Exercise requirements: Set every record down verbatim and omit the pictures.

• • •

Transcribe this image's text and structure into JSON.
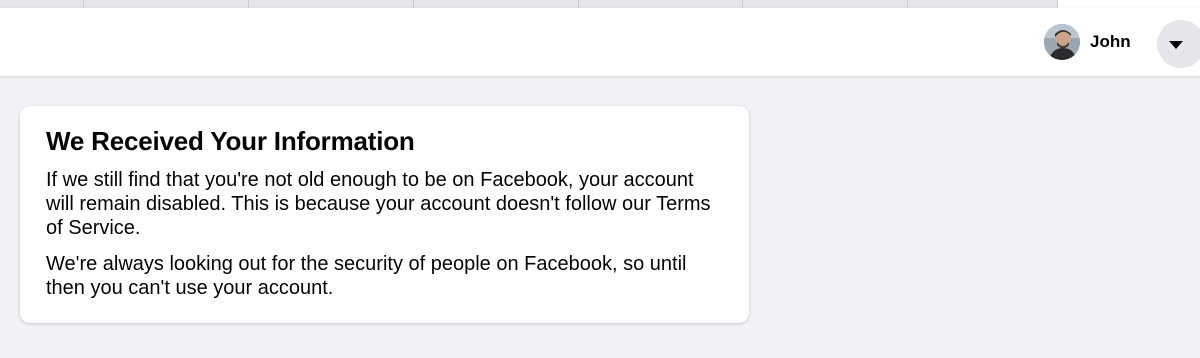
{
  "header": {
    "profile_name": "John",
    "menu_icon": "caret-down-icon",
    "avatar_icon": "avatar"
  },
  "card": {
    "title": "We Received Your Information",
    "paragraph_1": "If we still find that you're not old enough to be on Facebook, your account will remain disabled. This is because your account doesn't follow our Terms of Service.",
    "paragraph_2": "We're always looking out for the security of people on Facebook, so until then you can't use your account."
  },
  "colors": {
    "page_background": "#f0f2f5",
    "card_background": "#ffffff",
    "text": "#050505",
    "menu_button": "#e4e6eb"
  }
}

• • •

Answer to this problem:
Transcribe this image's text and structure into JSON.
{
  "header": {
    "profile_name": "John",
    "menu_icon": "caret-down-icon",
    "avatar_icon": "avatar"
  },
  "card": {
    "title": "We Received Your Information",
    "paragraph_1": "If we still find that you're not old enough to be on Facebook, your account will remain disabled. This is because your account doesn't follow our Terms of Service.",
    "paragraph_2": "We're always looking out for the security of people on Facebook, so until then you can't use your account."
  },
  "colors": {
    "page_background": "#f0f2f5",
    "card_background": "#ffffff",
    "text": "#050505",
    "menu_button": "#e4e6eb"
  }
}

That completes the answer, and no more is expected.